Task to complete -> Transcribe the data in full and exactly, omitting any pictures.

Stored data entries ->
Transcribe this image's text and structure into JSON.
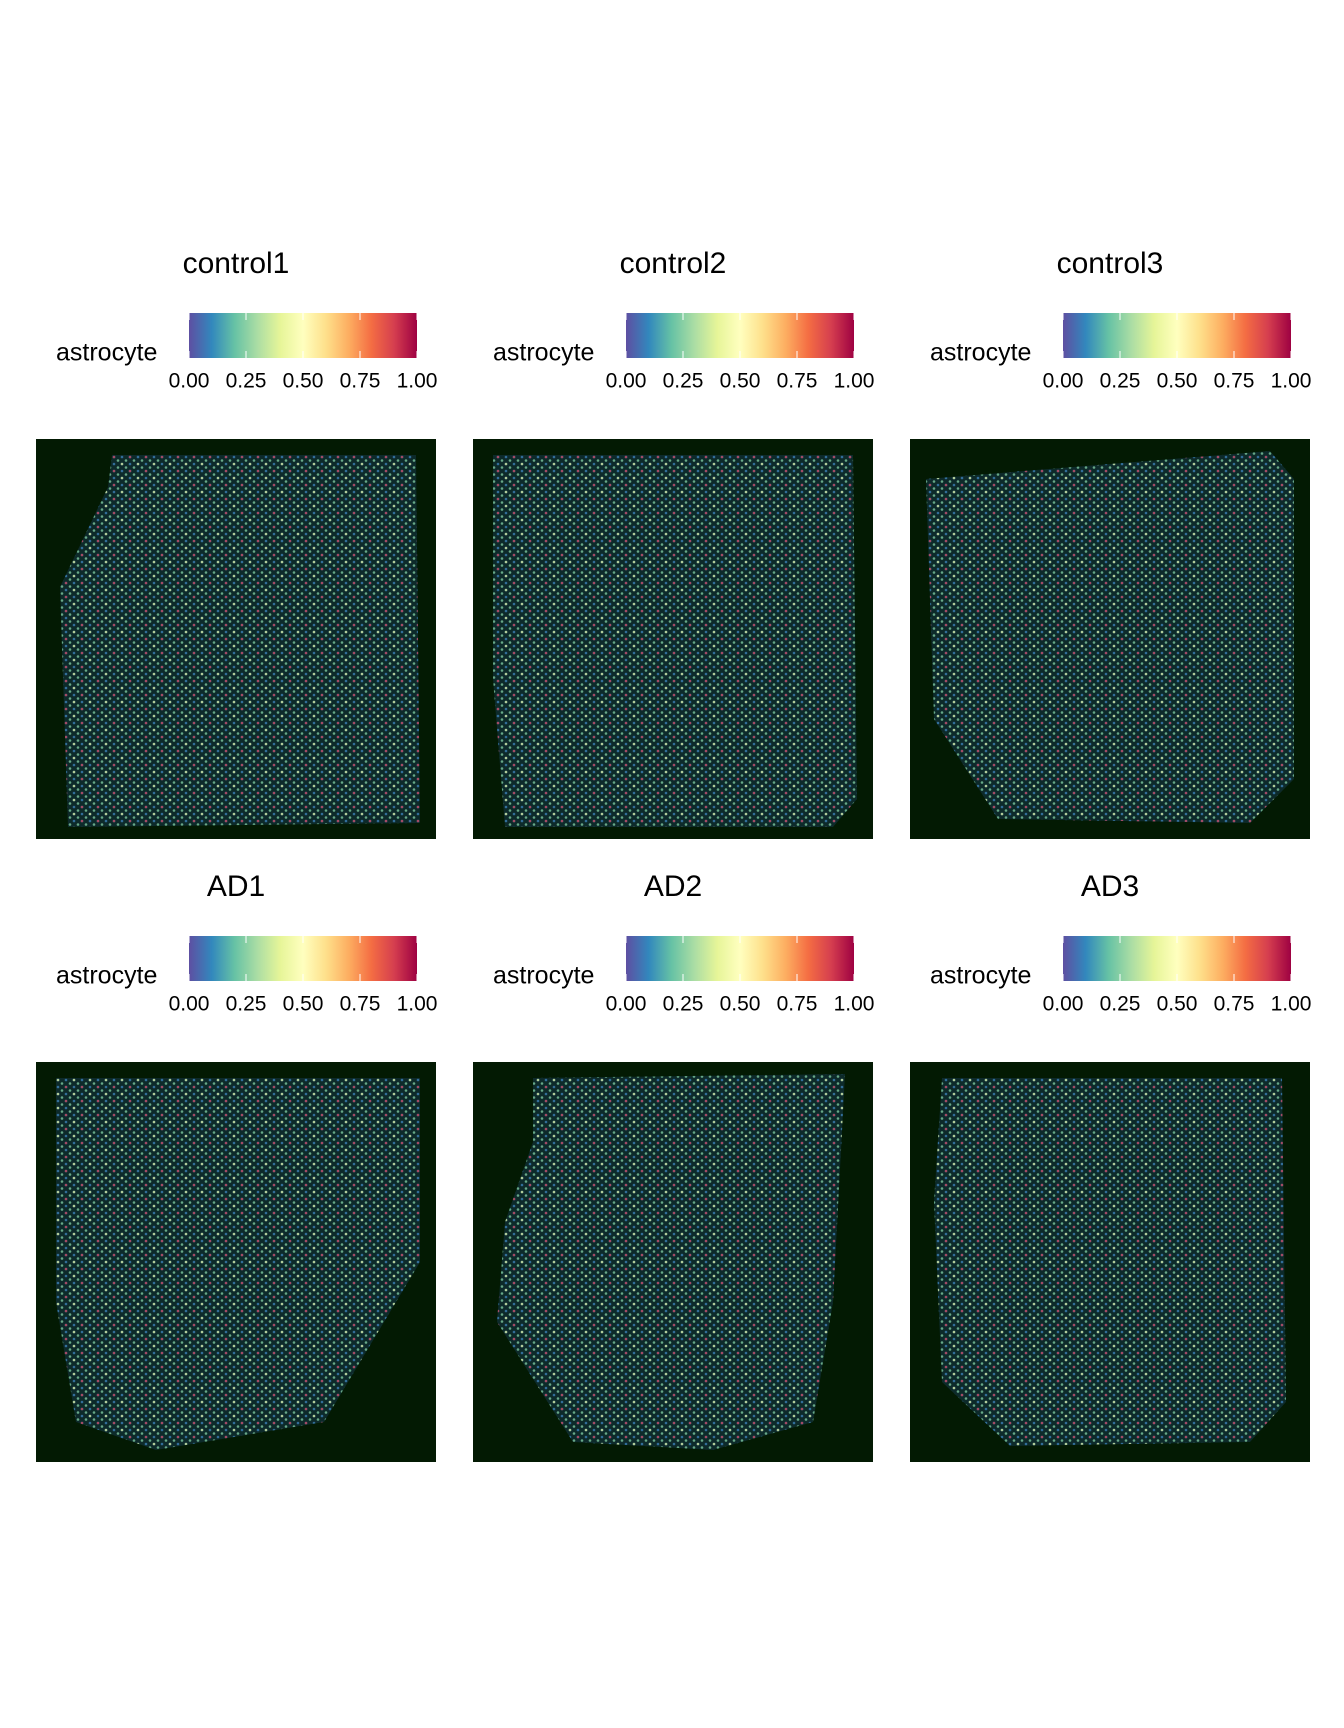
{
  "chart_data": [
    {
      "type": "spatial",
      "title": "control1",
      "legend_title": "astrocyte",
      "colors": [
        "#5e4fa2",
        "#3288bd",
        "#66c2a5",
        "#abdda4",
        "#e6f598",
        "#ffffbf",
        "#fee08b",
        "#fdae61",
        "#f46d43",
        "#d53e4f",
        "#9e0142"
      ],
      "clim": [
        0,
        1
      ],
      "cticks": [
        {
          "value": 0,
          "label": "0.00"
        },
        {
          "value": 0.25,
          "label": "0.25"
        },
        {
          "value": 0.5,
          "label": "0.50"
        },
        {
          "value": 0.75,
          "label": "0.75"
        },
        {
          "value": 1,
          "label": "1.00"
        }
      ]
    },
    {
      "type": "spatial",
      "title": "control2",
      "legend_title": "astrocyte",
      "colors": [
        "#5e4fa2",
        "#3288bd",
        "#66c2a5",
        "#abdda4",
        "#e6f598",
        "#ffffbf",
        "#fee08b",
        "#fdae61",
        "#f46d43",
        "#d53e4f",
        "#9e0142"
      ],
      "clim": [
        0,
        1
      ],
      "cticks": [
        {
          "value": 0,
          "label": "0.00"
        },
        {
          "value": 0.25,
          "label": "0.25"
        },
        {
          "value": 0.5,
          "label": "0.50"
        },
        {
          "value": 0.75,
          "label": "0.75"
        },
        {
          "value": 1,
          "label": "1.00"
        }
      ]
    },
    {
      "type": "spatial",
      "title": "control3",
      "legend_title": "astrocyte",
      "colors": [
        "#5e4fa2",
        "#3288bd",
        "#66c2a5",
        "#abdda4",
        "#e6f598",
        "#ffffbf",
        "#fee08b",
        "#fdae61",
        "#f46d43",
        "#d53e4f",
        "#9e0142"
      ],
      "clim": [
        0,
        1
      ],
      "cticks": [
        {
          "value": 0,
          "label": "0.00"
        },
        {
          "value": 0.25,
          "label": "0.25"
        },
        {
          "value": 0.5,
          "label": "0.50"
        },
        {
          "value": 0.75,
          "label": "0.75"
        },
        {
          "value": 1,
          "label": "1.00"
        }
      ]
    },
    {
      "type": "spatial",
      "title": "AD1",
      "legend_title": "astrocyte",
      "colors": [
        "#5e4fa2",
        "#3288bd",
        "#66c2a5",
        "#abdda4",
        "#e6f598",
        "#ffffbf",
        "#fee08b",
        "#fdae61",
        "#f46d43",
        "#d53e4f",
        "#9e0142"
      ],
      "clim": [
        0,
        1
      ],
      "cticks": [
        {
          "value": 0,
          "label": "0.00"
        },
        {
          "value": 0.25,
          "label": "0.25"
        },
        {
          "value": 0.5,
          "label": "0.50"
        },
        {
          "value": 0.75,
          "label": "0.75"
        },
        {
          "value": 1,
          "label": "1.00"
        }
      ]
    },
    {
      "type": "spatial",
      "title": "AD2",
      "legend_title": "astrocyte",
      "colors": [
        "#5e4fa2",
        "#3288bd",
        "#66c2a5",
        "#abdda4",
        "#e6f598",
        "#ffffbf",
        "#fee08b",
        "#fdae61",
        "#f46d43",
        "#d53e4f",
        "#9e0142"
      ],
      "clim": [
        0,
        1
      ],
      "cticks": [
        {
          "value": 0,
          "label": "0.00"
        },
        {
          "value": 0.25,
          "label": "0.25"
        },
        {
          "value": 0.5,
          "label": "0.50"
        },
        {
          "value": 0.75,
          "label": "0.75"
        },
        {
          "value": 1,
          "label": "1.00"
        }
      ]
    },
    {
      "type": "spatial",
      "title": "AD3",
      "legend_title": "astrocyte",
      "colors": [
        "#5e4fa2",
        "#3288bd",
        "#66c2a5",
        "#abdda4",
        "#e6f598",
        "#ffffbf",
        "#fee08b",
        "#fdae61",
        "#f46d43",
        "#d53e4f",
        "#9e0142"
      ],
      "clim": [
        0,
        1
      ],
      "cticks": [
        {
          "value": 0,
          "label": "0.00"
        },
        {
          "value": 0.25,
          "label": "0.25"
        },
        {
          "value": 0.5,
          "label": "0.50"
        },
        {
          "value": 0.75,
          "label": "0.75"
        },
        {
          "value": 1,
          "label": "1.00"
        }
      ]
    }
  ]
}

Response ->
Transcribe this image's text and structure into JSON.
{
  "chart_data": [
    {
      "type": "spatial",
      "title": "control1",
      "legend_title": "astrocyte",
      "colors": [
        "#5e4fa2",
        "#3288bd",
        "#66c2a5",
        "#abdda4",
        "#e6f598",
        "#ffffbf",
        "#fee08b",
        "#fdae61",
        "#f46d43",
        "#d53e4f",
        "#9e0142"
      ],
      "clim": [
        0,
        1
      ],
      "cticks": [
        {
          "value": 0,
          "label": "0.00"
        },
        {
          "value": 0.25,
          "label": "0.25"
        },
        {
          "value": 0.5,
          "label": "0.50"
        },
        {
          "value": 0.75,
          "label": "0.75"
        },
        {
          "value": 1,
          "label": "1.00"
        }
      ]
    },
    {
      "type": "spatial",
      "title": "control2",
      "legend_title": "astrocyte",
      "colors": [
        "#5e4fa2",
        "#3288bd",
        "#66c2a5",
        "#abdda4",
        "#e6f598",
        "#ffffbf",
        "#fee08b",
        "#fdae61",
        "#f46d43",
        "#d53e4f",
        "#9e0142"
      ],
      "clim": [
        0,
        1
      ],
      "cticks": [
        {
          "value": 0,
          "label": "0.00"
        },
        {
          "value": 0.25,
          "label": "0.25"
        },
        {
          "value": 0.5,
          "label": "0.50"
        },
        {
          "value": 0.75,
          "label": "0.75"
        },
        {
          "value": 1,
          "label": "1.00"
        }
      ]
    },
    {
      "type": "spatial",
      "title": "control3",
      "legend_title": "astrocyte",
      "colors": [
        "#5e4fa2",
        "#3288bd",
        "#66c2a5",
        "#abdda4",
        "#e6f598",
        "#ffffbf",
        "#fee08b",
        "#fdae61",
        "#f46d43",
        "#d53e4f",
        "#9e0142"
      ],
      "clim": [
        0,
        1
      ],
      "cticks": [
        {
          "value": 0,
          "label": "0.00"
        },
        {
          "value": 0.25,
          "label": "0.25"
        },
        {
          "value": 0.5,
          "label": "0.50"
        },
        {
          "value": 0.75,
          "label": "0.75"
        },
        {
          "value": 1,
          "label": "1.00"
        }
      ]
    },
    {
      "type": "spatial",
      "title": "AD1",
      "legend_title": "astrocyte",
      "colors": [
        "#5e4fa2",
        "#3288bd",
        "#66c2a5",
        "#abdda4",
        "#e6f598",
        "#ffffbf",
        "#fee08b",
        "#fdae61",
        "#f46d43",
        "#d53e4f",
        "#9e0142"
      ],
      "clim": [
        0,
        1
      ],
      "cticks": [
        {
          "value": 0,
          "label": "0.00"
        },
        {
          "value": 0.25,
          "label": "0.25"
        },
        {
          "value": 0.5,
          "label": "0.50"
        },
        {
          "value": 0.75,
          "label": "0.75"
        },
        {
          "value": 1,
          "label": "1.00"
        }
      ]
    },
    {
      "type": "spatial",
      "title": "AD2",
      "legend_title": "astrocyte",
      "colors": [
        "#5e4fa2",
        "#3288bd",
        "#66c2a5",
        "#abdda4",
        "#e6f598",
        "#ffffbf",
        "#fee08b",
        "#fdae61",
        "#f46d43",
        "#d53e4f",
        "#9e0142"
      ],
      "clim": [
        0,
        1
      ],
      "cticks": [
        {
          "value": 0,
          "label": "0.00"
        },
        {
          "value": 0.25,
          "label": "0.25"
        },
        {
          "value": 0.5,
          "label": "0.50"
        },
        {
          "value": 0.75,
          "label": "0.75"
        },
        {
          "value": 1,
          "label": "1.00"
        }
      ]
    },
    {
      "type": "spatial",
      "title": "AD3",
      "legend_title": "astrocyte",
      "colors": [
        "#5e4fa2",
        "#3288bd",
        "#66c2a5",
        "#abdda4",
        "#e6f598",
        "#ffffbf",
        "#fee08b",
        "#fdae61",
        "#f46d43",
        "#d53e4f",
        "#9e0142"
      ],
      "clim": [
        0,
        1
      ],
      "cticks": [
        {
          "value": 0,
          "label": "0.00"
        },
        {
          "value": 0.25,
          "label": "0.25"
        },
        {
          "value": 0.5,
          "label": "0.50"
        },
        {
          "value": 0.75,
          "label": "0.75"
        },
        {
          "value": 1,
          "label": "1.00"
        }
      ]
    }
  ]
}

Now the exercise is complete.